# THE REQUEST:
Repeat all of the records verbatim.

# INFORMATION PROVIDED:
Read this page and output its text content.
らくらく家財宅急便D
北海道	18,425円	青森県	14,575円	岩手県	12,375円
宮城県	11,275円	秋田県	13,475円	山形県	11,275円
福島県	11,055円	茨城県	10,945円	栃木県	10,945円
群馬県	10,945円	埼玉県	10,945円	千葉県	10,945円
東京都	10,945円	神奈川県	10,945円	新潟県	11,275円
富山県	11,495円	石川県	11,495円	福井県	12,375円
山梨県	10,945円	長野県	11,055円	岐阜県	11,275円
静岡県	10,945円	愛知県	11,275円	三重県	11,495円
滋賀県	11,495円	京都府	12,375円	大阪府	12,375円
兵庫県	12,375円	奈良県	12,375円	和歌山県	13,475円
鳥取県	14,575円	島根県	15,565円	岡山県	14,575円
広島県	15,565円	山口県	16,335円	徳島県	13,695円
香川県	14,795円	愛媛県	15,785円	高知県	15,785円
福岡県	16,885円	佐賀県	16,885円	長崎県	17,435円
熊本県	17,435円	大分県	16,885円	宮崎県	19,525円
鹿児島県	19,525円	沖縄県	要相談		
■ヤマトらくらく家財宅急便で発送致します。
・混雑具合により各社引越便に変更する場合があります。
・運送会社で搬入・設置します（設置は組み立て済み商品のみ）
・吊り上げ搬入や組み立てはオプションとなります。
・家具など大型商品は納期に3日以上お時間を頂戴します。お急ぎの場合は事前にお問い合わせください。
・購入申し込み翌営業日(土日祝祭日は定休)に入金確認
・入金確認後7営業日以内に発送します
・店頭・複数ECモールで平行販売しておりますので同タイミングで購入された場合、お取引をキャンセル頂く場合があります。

# CORRECT OUTPUT:
Read this page and output its text content.
らくらく家財宅急便D
北海道	18,425円	青森県	14,575円	岩手県	12,375円
宮城県	11,275円	秋田県	13,475円	山形県	11,275円
福島県	11,055円	茨城県	10,945円	栃木県	10,945円
群馬県	10,945円	埼玉県	10,945円	千葉県	10,945円
東京都	10,945円	神奈川県	10,945円	新潟県	11,275円
富山県	11,495円	石川県	11,495円	福井県	12,375円
山梨県	10,945円	長野県	11,055円	岐阜県	11,275円
静岡県	10,945円	愛知県	11,275円	三重県	11,495円
滋賀県	11,495円	京都府	12,375円	大阪府	12,375円
兵庫県	12,375円	奈良県	12,375円	和歌山県	13,475円
鳥取県	14,575円	島根県	15,565円	岡山県	14,575円
広島県	15,565円	山口県	16,335円	徳島県	13,695円
香川県	14,795円	愛媛県	15,785円	高知県	15,785円
福岡県	16,885円	佐賀県	16,885円	長崎県	17,435円
熊本県	17,435円	大分県	16,885円	宮崎県	19,525円
鹿児島県	19,525円	沖縄県	要相談		
■ヤマトらくらく家財宅急便で発送致します。
・混雑具合により各社引越便に変更する場合があります。
・運送会社で搬入・設置します（設置は組み立て済み商品のみ）
・吊り上げ搬入や組み立てはオプションとなります。
・家具など大型商品は納期に3日以上お時間を頂戴します。お急ぎの場合は事前にお問い合わせください。
・購入申し込み翌営業日(土日祝祭日は定休)に入金確認
・入金確認後7営業日以内に発送します
・店頭・複数ECモールで平行販売しておりますので同タイミングで購入された場合、お取引をキャンセル頂く場合があります。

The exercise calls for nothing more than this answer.